Franklin’s Blog

Integrals involving Logarithms and Algebraic Functions

2018 June 7

Evaluate the following definite integrals:
\[\int_0^\infty \frac{\ln(x)}{1+x^2}\]
\[\int_0^\infty \frac{\ln(x)}{(1+x)^2}\]
\[\int_0^\infty \frac{\ln(x)}{2+x+x^2}\]
\[\int_0^1 \frac{\ln(x)}{\sqrt{1-x^2}}\]

The first class of integral involving the logarithm that I would like to explore is in the following form:
\[\int_0^\infty \frac{\ln(x)}{ax^2+bx+c}dx\]
…that is, the integral from \(x=0\) to \(\infty\) of \(\ln(x)\) times the reciprocal of any quadratic function of \(x\). I choose to begin the post with this type of integral because it is a type of integral that seems like it would be very difficult to evaluate (indeed, one may abandon all hope of finding an antiderivative of the integrand), but all steps taken in my solution of it are highly elementary and rely on nothing other than functional properties of the integrand and the basic properties of an integral. In other words, it is a perfect example of how a chain of trivial equalities can result in something that seems highly non-trivial.

## [GIVEN DATA]
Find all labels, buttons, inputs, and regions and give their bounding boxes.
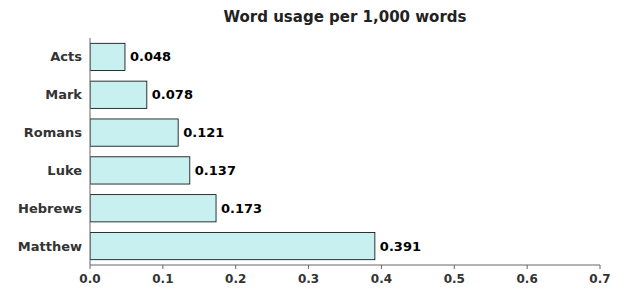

## [TASK LIST]
1. Answer these from the blog post on logarithmic integrals above:
(a) On what date was the post written?
(b) Over what interval is the first class of integral the author wants to explore taken?
(c) Finding what does the author say one may abandon all hope of?
2. Return the part of the blog post on logarithmic integrals that starts at "The first class" and ends at "seems highly non-trivial.".
3. Carry the blog post on integrals of logarithms further, picking up after its final sentence.

## [RESULTS IN ORDER]
1.
(a) 2018 June 7
(b) From x = 0 to infinity
(c) An antiderivative of the integrand

2.
The first class of integral involving the logarithm that I would like to explore is in the following form:
\[\int_0^\infty \frac{\ln(x)}{ax^2+bx+c}dx\]
…that is, the integral from \(x=0\) to \(\infty\) of \(\ln(x)\) times the reciprocal of any quadratic function of \(x\). I choose to begin the post with this type of integral because it is a type of integral that seems like it would be very difficult to evaluate (indeed, one may abandon all hope of finding an antiderivative of the integrand), but all steps taken in my solution of it are highly elementary and rely on nothing other than functional properties of the integrand and the basic properties of an integral. In other words, it is a perfect example of how a chain of trivial equalities can result in something that seems highly non-trivial.

3.
Let us begin with my first two examples:
\[\int_0^\infty \frac{\ln(x)}{1+x^2}\]
\[\int_0^\infty \frac{\ln(x)}{(1+x)^2}\]
Though they are nothing more than examples, they are in fact extremely useful for evaluating the more general case. By making the substitution \(x\to 1/x\) in the first integral, we get the following:
\[\begin{align} \int_0^\infty \frac{\ln(x)}{1+x^2}dx &=\int_{\infty}^0 \frac{\ln(1/x)}{1+(1/x)^2}\cdot-\frac{dx}{x^2}\\ &=-\int_{0}^\infty \frac{\ln(x)}{(1+(1/x)^2)x^2}dx\\ &=-\int_{0}^\infty \frac{\ln(x)}{1+x^2}dx\\ \end{align}\]
Thus, we see that the integral in question is equal to its additive opposite, meaning that it must be equal to zero. This gives us the result
\[\bbox[lightgray,5px]{\int_0^\infty \frac{\ln(x)}{1+x^2}dx=0}\]
…such a disappointingly boring result for a seemingly exciting integral. What a shame. Not to fear - there is still another example to evaluate. Let’s see what happens if we make the same substitution into the next integral:
\[\begin{align} \int_0^\infty \frac{\ln(x)}{(1+x)^2}dx &=\int_{\infty}^0 \frac{\ln(1/x)}{(1+1/x)^2}\cdot-\frac{dx}{x^2}\\ &=-\int_{0}^\infty \frac{\ln(x)}{(1+1/x)^2x^2}dx\\ &=-\int_{0}^\infty \frac{\ln(x)}{(1+x)^2}dx\\ \end{align}\]
Drat! This integral is also equal to its additive opposite, making it vanish as well!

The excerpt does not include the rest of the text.